▶ Exercise description
Leave out the pictures and repeat the rest of the material exactly.

▶ Information given
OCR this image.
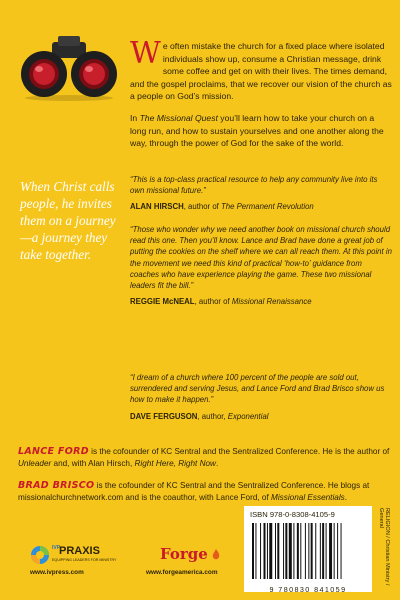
We often mistake the church for a fixed place where isolated individuals show up, consume a Christian message, drink some coffee and get on with their lives. The times demand, and the gospel proclaims, that we recover our vision of the church as a people on God’s mission.
When Christ calls people, he invites them on a journey—a journey they take together.
In The Missional Quest you’ll learn how to take your church on a long run, and how to sustain yourselves and one another along the way, through the power of God for the sake of the world.
“This is a top-class practical resource to help any community live into its own missional future.”
ALAN HIRSCH, author of The Permanent Revolution
“Those who wonder why we need another book on missional church should read this one. Then you’ll know. Lance and Brad have done a great job of putting the cookies on the shelf where we can all reach them. At this point in the movement we need this kind of practical ‘how-to’ guidance from coaches who have experience playing the game. These two missional leaders fit the bill.”
REGGIE McNEAL, author of Missional Renaissance
“I dream of a church where 100 percent of the people are sold out, surrendered and serving Jesus, and Lance Ford and Brad Brisco show us how to make it happen.”
DAVE FERGUSON, author, Exponential
LANCE FORD is the cofounder of KC Sentral and the Sentralized Conference. He is the author of Unleader and, with Alan Hirsch, Right Here, Right Now.
BRAD BRISCO is the cofounder of KC Sentral and the Sentralized Conference. He blogs at missionalchurchnetwork.com and is the coauthor, with Lance Ford, of Missional Essentials.
ISBN 978-0-8308-4105-9
9 780830 841059
RELIGION / Christian Ministry / General
IVP
PRAXIS
EQUIPPING LEADERS FOR MINISTRY
www.ivpress.com
Forge
www.forgeamerica.com
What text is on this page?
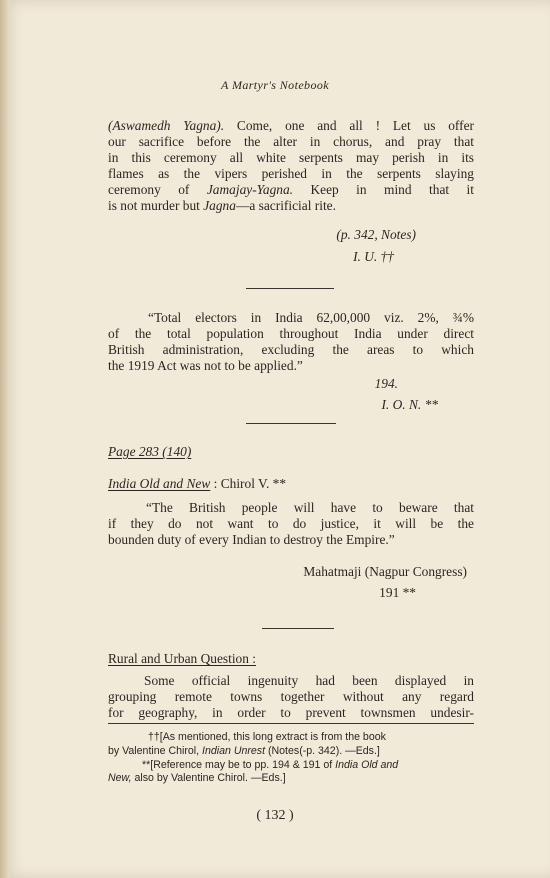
A Martyr's Notebook
(Aswamedh Yagna). Come, one and all ! Let us offer
our sacrifice before the alter in chorus, and pray that
in this ceremony all white serpents may perish in its
flames as the vipers perished in the serpents slaying
ceremony of Jamajay-Yagna. Keep in mind that it
is not murder but Jagna—a sacrificial rite.
(p. 342, Notes)
I. U. ††
“Total electors in India 62,00,000 viz. 2%, ¾%
of the total population throughout India under direct
British administration, excluding the areas to which
the 1919 Act was not to be applied.”
194.
I. O. N. **
Page 283 (140)
India Old and New : Chirol V. **
“The British people will have to beware that
if they do not want to do justice, it will be the
bounden duty of every Indian to destroy the Empire.”
Mahatmaji (Nagpur Congress)
191 **
Rural and Urban Question :
Some official ingenuity had been displayed in
grouping remote towns together without any regard
for geography, in order to prevent townsmen undesir-
††[As mentioned, this long extract is from the book
by Valentine Chirol, Indian Unrest (Notes(-p. 342). —Eds.]
**[Reference may be to pp. 194 & 191 of India Old and
New, also by Valentine Chirol. —Eds.]
( 132 )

▶ Response to this exercise
OCR this image.
We often mistake the church for a fixed place where isolated individuals show up, consume a Christian message, drink some coffee and get on with their lives. The times demand, and the gospel proclaims, that we recover our vision of the church as a people on God’s mission.
When Christ calls people, he invites them on a journey—a journey they take together.
In The Missional Quest you’ll learn how to take your church on a long run, and how to sustain yourselves and one another along the way, through the power of God for the sake of the world.
“This is a top-class practical resource to help any community live into its own missional future.”
ALAN HIRSCH, author of The Permanent Revolution
“Those who wonder why we need another book on missional church should read this one. Then you’ll know. Lance and Brad have done a great job of putting the cookies on the shelf where we can all reach them. At this point in the movement we need this kind of practical ‘how-to’ guidance from coaches who have experience playing the game. These two missional leaders fit the bill.”
REGGIE McNEAL, author of Missional Renaissance
“I dream of a church where 100 percent of the people are sold out, surrendered and serving Jesus, and Lance Ford and Brad Brisco show us how to make it happen.”
DAVE FERGUSON, author, Exponential
LANCE FORD is the cofounder of KC Sentral and the Sentralized Conference. He is the author of Unleader and, with Alan Hirsch, Right Here, Right Now.
BRAD BRISCO is the cofounder of KC Sentral and the Sentralized Conference. He blogs at missionalchurchnetwork.com and is the coauthor, with Lance Ford, of Missional Essentials.
ISBN 978-0-8308-4105-9
9 780830 841059
RELIGION / Christian Ministry / General
IVP
PRAXIS
EQUIPPING LEADERS FOR MINISTRY
www.ivpress.com
Forge
www.forgeamerica.com
What text is on this page?
A Martyr's Notebook
(Aswamedh Yagna). Come, one and all ! Let us offer
our sacrifice before the alter in chorus, and pray that
in this ceremony all white serpents may perish in its
flames as the vipers perished in the serpents slaying
ceremony of Jamajay-Yagna. Keep in mind that it
is not murder but Jagna—a sacrificial rite.
(p. 342, Notes)
I. U. ††
“Total electors in India 62,00,000 viz. 2%, ¾%
of the total population throughout India under direct
British administration, excluding the areas to which
the 1919 Act was not to be applied.”
194.
I. O. N. **
Page 283 (140)
India Old and New : Chirol V. **
“The British people will have to beware that
if they do not want to do justice, it will be the
bounden duty of every Indian to destroy the Empire.”
Mahatmaji (Nagpur Congress)
191 **
Rural and Urban Question :
Some official ingenuity had been displayed in
grouping remote towns together without any regard
for geography, in order to prevent townsmen undesir-
††[As mentioned, this long extract is from the book
by Valentine Chirol, Indian Unrest (Notes(-p. 342). —Eds.]
**[Reference may be to pp. 194 & 191 of India Old and
New, also by Valentine Chirol. —Eds.]
( 132 )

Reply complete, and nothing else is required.